SET EXERCISE:
Copy each line of the listing below exactly.

RECORDS SUPPLIED:
━━━━━━━━━━━━━━━━

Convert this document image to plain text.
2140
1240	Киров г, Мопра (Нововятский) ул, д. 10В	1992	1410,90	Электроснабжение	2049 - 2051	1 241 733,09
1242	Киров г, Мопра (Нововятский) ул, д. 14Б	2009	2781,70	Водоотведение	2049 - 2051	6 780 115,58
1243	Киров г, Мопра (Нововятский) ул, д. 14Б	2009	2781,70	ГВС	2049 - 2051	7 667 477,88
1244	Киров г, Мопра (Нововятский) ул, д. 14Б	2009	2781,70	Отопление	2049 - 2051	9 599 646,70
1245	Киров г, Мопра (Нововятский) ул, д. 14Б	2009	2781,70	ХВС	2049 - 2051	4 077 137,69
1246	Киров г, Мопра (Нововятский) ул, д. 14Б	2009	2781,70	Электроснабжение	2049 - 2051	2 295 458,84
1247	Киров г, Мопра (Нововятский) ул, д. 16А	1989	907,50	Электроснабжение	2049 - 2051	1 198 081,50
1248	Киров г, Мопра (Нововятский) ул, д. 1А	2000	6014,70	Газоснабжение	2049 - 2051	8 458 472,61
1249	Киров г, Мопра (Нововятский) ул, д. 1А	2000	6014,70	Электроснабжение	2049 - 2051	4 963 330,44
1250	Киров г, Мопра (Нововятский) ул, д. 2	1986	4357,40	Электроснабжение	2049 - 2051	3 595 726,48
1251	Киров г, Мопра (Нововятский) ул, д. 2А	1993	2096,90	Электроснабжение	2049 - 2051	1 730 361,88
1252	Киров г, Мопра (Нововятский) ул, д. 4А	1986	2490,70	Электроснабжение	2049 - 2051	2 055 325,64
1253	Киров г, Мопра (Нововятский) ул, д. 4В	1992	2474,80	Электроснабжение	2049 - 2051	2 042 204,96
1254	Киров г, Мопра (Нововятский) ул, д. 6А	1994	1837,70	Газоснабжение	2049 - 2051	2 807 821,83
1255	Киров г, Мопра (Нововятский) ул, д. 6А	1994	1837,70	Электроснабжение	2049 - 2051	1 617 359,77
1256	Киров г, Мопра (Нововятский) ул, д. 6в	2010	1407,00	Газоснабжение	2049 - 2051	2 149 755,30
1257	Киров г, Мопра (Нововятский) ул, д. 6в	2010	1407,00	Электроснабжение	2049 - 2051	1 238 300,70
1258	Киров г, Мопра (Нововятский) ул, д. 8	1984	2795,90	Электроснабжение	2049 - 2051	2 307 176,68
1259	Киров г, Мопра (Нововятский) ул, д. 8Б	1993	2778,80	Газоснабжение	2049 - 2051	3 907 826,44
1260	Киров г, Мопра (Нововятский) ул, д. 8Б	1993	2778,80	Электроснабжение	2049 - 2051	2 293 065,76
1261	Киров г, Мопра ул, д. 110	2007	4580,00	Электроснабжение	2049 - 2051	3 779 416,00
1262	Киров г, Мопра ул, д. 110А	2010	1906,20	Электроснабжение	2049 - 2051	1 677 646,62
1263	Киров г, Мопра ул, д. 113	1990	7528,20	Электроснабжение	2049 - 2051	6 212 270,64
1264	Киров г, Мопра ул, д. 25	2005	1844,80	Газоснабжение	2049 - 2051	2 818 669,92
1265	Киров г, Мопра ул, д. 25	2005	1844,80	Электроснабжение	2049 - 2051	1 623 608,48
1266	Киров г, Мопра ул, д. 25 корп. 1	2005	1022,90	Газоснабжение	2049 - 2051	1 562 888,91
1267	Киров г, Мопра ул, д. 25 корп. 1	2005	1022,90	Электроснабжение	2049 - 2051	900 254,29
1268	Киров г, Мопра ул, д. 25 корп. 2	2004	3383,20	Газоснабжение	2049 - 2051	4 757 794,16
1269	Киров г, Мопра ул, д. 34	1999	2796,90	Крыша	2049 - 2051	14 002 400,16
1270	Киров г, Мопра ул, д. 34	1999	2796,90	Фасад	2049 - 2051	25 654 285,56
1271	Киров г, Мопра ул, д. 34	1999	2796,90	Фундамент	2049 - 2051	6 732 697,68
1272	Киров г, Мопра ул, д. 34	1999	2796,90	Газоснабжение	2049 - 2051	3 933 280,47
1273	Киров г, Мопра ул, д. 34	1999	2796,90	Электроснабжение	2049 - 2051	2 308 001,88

━━━━━━━━━━━━━━━━

EXERCISE ANSWER:
Convert this document image to plain text.
2140
1240	Киров г, Мопра (Нововятский) ул, д. 10В	1992	1410,90	Электроснабжение	2049 - 2051	1 241 733,09
1242	Киров г, Мопра (Нововятский) ул, д. 14Б	2009	2781,70	Водоотведение	2049 - 2051	6 780 115,58
1243	Киров г, Мопра (Нововятский) ул, д. 14Б	2009	2781,70	ГВС	2049 - 2051	7 667 477,88
1244	Киров г, Мопра (Нововятский) ул, д. 14Б	2009	2781,70	Отопление	2049 - 2051	9 599 646,70
1245	Киров г, Мопра (Нововятский) ул, д. 14Б	2009	2781,70	ХВС	2049 - 2051	4 077 137,69
1246	Киров г, Мопра (Нововятский) ул, д. 14Б	2009	2781,70	Электроснабжение	2049 - 2051	2 295 458,84
1247	Киров г, Мопра (Нововятский) ул, д. 16А	1989	907,50	Электроснабжение	2049 - 2051	1 198 081,50
1248	Киров г, Мопра (Нововятский) ул, д. 1А	2000	6014,70	Газоснабжение	2049 - 2051	8 458 472,61
1249	Киров г, Мопра (Нововятский) ул, д. 1А	2000	6014,70	Электроснабжение	2049 - 2051	4 963 330,44
1250	Киров г, Мопра (Нововятский) ул, д. 2	1986	4357,40	Электроснабжение	2049 - 2051	3 595 726,48
1251	Киров г, Мопра (Нововятский) ул, д. 2А	1993	2096,90	Электроснабжение	2049 - 2051	1 730 361,88
1252	Киров г, Мопра (Нововятский) ул, д. 4А	1986	2490,70	Электроснабжение	2049 - 2051	2 055 325,64
1253	Киров г, Мопра (Нововятский) ул, д. 4В	1992	2474,80	Электроснабжение	2049 - 2051	2 042 204,96
1254	Киров г, Мопра (Нововятский) ул, д. 6А	1994	1837,70	Газоснабжение	2049 - 2051	2 807 821,83
1255	Киров г, Мопра (Нововятский) ул, д. 6А	1994	1837,70	Электроснабжение	2049 - 2051	1 617 359,77
1256	Киров г, Мопра (Нововятский) ул, д. 6в	2010	1407,00	Газоснабжение	2049 - 2051	2 149 755,30
1257	Киров г, Мопра (Нововятский) ул, д. 6в	2010	1407,00	Электроснабжение	2049 - 2051	1 238 300,70
1258	Киров г, Мопра (Нововятский) ул, д. 8	1984	2795,90	Электроснабжение	2049 - 2051	2 307 176,68
1259	Киров г, Мопра (Нововятский) ул, д. 8Б	1993	2778,80	Газоснабжение	2049 - 2051	3 907 826,44
1260	Киров г, Мопра (Нововятский) ул, д. 8Б	1993	2778,80	Электроснабжение	2049 - 2051	2 293 065,76
1261	Киров г, Мопра ул, д. 110	2007	4580,00	Электроснабжение	2049 - 2051	3 779 416,00
1262	Киров г, Мопра ул, д. 110А	2010	1906,20	Электроснабжение	2049 - 2051	1 677 646,62
1263	Киров г, Мопра ул, д. 113	1990	7528,20	Электроснабжение	2049 - 2051	6 212 270,64
1264	Киров г, Мопра ул, д. 25	2005	1844,80	Газоснабжение	2049 - 2051	2 818 669,92
1265	Киров г, Мопра ул, д. 25	2005	1844,80	Электроснабжение	2049 - 2051	1 623 608,48
1266	Киров г, Мопра ул, д. 25 корп. 1	2005	1022,90	Газоснабжение	2049 - 2051	1 562 888,91
1267	Киров г, Мопра ул, д. 25 корп. 1	2005	1022,90	Электроснабжение	2049 - 2051	900 254,29
1268	Киров г, Мопра ул, д. 25 корп. 2	2004	3383,20	Газоснабжение	2049 - 2051	4 757 794,16
1269	Киров г, Мопра ул, д. 34	1999	2796,90	Крыша	2049 - 2051	14 002 400,16
1270	Киров г, Мопра ул, д. 34	1999	2796,90	Фасад	2049 - 2051	25 654 285,56
1271	Киров г, Мопра ул, д. 34	1999	2796,90	Фундамент	2049 - 2051	6 732 697,68
1272	Киров г, Мопра ул, д. 34	1999	2796,90	Газоснабжение	2049 - 2051	3 933 280,47
1273	Киров г, Мопра ул, д. 34	1999	2796,90	Электроснабжение	2049 - 2051	2 308 001,88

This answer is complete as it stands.